§ Source passage
Based on Likutey Moharan II, #78

"Va'Etchanan" - I [Moses] pleaded to G-d at that time. (Deuteronomy 3:23)

The term "Va'Etchanan" denotes that Moses pleaded with G-d to give him an unearned gift. Even though the righteous possess many merits of their own, they always plead with G-d to provide an answer to their prayers from His Treasury of Unearned Gifts. (Rashi, loc. cit.)

It was the time ordained for Moses' death. Denied entry into the Holy Land, he persisted in pleading and begging that G-d annul His oath and allow him to enter the Land. Although Moses was a truly righteous man, rather than enumerating his many good deeds and his untiring self-sacrifice for the Jewish Nation, he pleaded with G-d to grant him an unearned gift from His Treasury. Moses thus opened his prayer with the word "Va'Etchanan" - indicating that he was seeking salvation from G-d's Treasury of Unearned Gifts. Based on this one word, "Va'Etchanan" Rebbe Nachman explains how Moses' plea to enter the Holy Land includes the concept of connecting to the tzaddik.

Rebbe Nachman taught:

The verse states (Deuteronomy 30:20), "For it is your life and the length of your days," telling us that the Torah is our very life. Whoever distances himself from Torah distances himself from life (Zohar I, 92a).

This idea is rooted in the Midrash which states that, prior to creating the world, G-d created the Torah. He then used the Torah as a "blueprint" for the creation of the universe and everything in it (Bereishit Rabbah 1:1). The Torah thus represents the vitality of life, meaning eternal life; the Torah existed before Creation and continually sustains the world - since all that transpires in this world can be found in some form in its "blueprint." Human life as well, though of relatively short duration, is also sustained by the Torah, as the verse tells us, "it is your life."

§ Objective
Resume the commentary on Moses' plea and the Torah as life, picking up right after its last sentence. The items that follow have no connection to the commentary on Moses' plea.

§ Data extract

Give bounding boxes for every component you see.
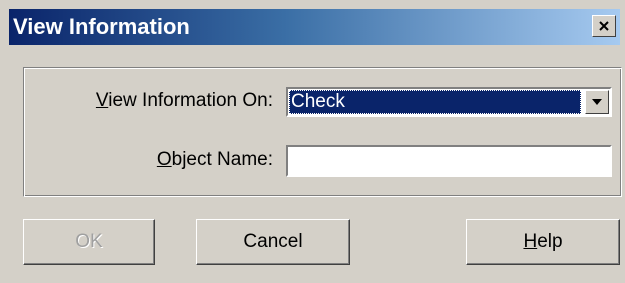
close-button[interactable] — [592, 15, 616, 37]
window-title: View Information — [13, 14, 190, 39]
ok-button-label: OK — [75, 231, 103, 252]
view-information-on-value: Check — [289, 90, 581, 114]
close-icon — [599, 21, 609, 31]
help-button[interactable]: Help — [466, 219, 620, 265]
view-information-on-label: View Information On: — [96, 90, 273, 112]
view-information-dialog: View Information View Information On: Ch… — [1, 1, 624, 281]
dropdown-button[interactable] — [585, 90, 609, 114]
view-information-on-label-text: iew Information On: — [108, 90, 273, 111]
title-bar[interactable]: View Information — [9, 9, 620, 45]
chevron-down-icon — [592, 99, 602, 105]
cancel-button[interactable]: Cancel — [196, 219, 350, 265]
help-button-label: elp — [537, 231, 563, 252]
object-name-label-text: bject Name: — [171, 149, 273, 170]
ok-button[interactable]: OK — [23, 219, 155, 265]
view-information-on-mnemonic: V — [95, 90, 109, 111]
object-name-mnemonic: O — [156, 149, 172, 170]
cancel-button-label: Cancel — [243, 231, 303, 252]
view-information-on-select[interactable]: Check — [286, 87, 612, 117]
object-name-field[interactable] — [286, 145, 612, 177]
object-name-label: Object Name: — [157, 149, 273, 171]
help-mnemonic: H — [523, 231, 538, 252]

§ Response below
Based on the understanding that the Torah is the essence of life itself, Rebbe Nachman poses the following question:

How can anyone possibly separate himself from Torah for even a moment? Yet it is literally impossible to be attached to Torah continually, day and night, without a second's interruption. Even the most diligent and devoted students of Torah must stop their studies while they tend to their livelihoods and other physical needs. Nevertheless, Torah is life. Tending to one's material needs is tantamount to rejecting life. How can one separate oneself from life even for a second? And since one cannot remain attached to Torah the entire time, from where does he draw life during that time when he is distant from Torah?

Rebbe Nachman expands this concept. Man's physical needs are extensive: one must eat, sleep, tend to one's livelihood and the many other material requirements that occupy one's day. While a person - any person - is involved in the mundane occupations of life and is thus unattached to the Torah, he becomes an "ordinary person."

The concept of the ordinary person applies to everyone: dedicated Torah scholar, part-time student, full-time worker or anyone who fills his day with anything but Torah. He might even be one who denies Torah! But no matter who he or she is, the person must receive his life from the Torah, for "it is your life." Thus, everybody lives on account of the Torah.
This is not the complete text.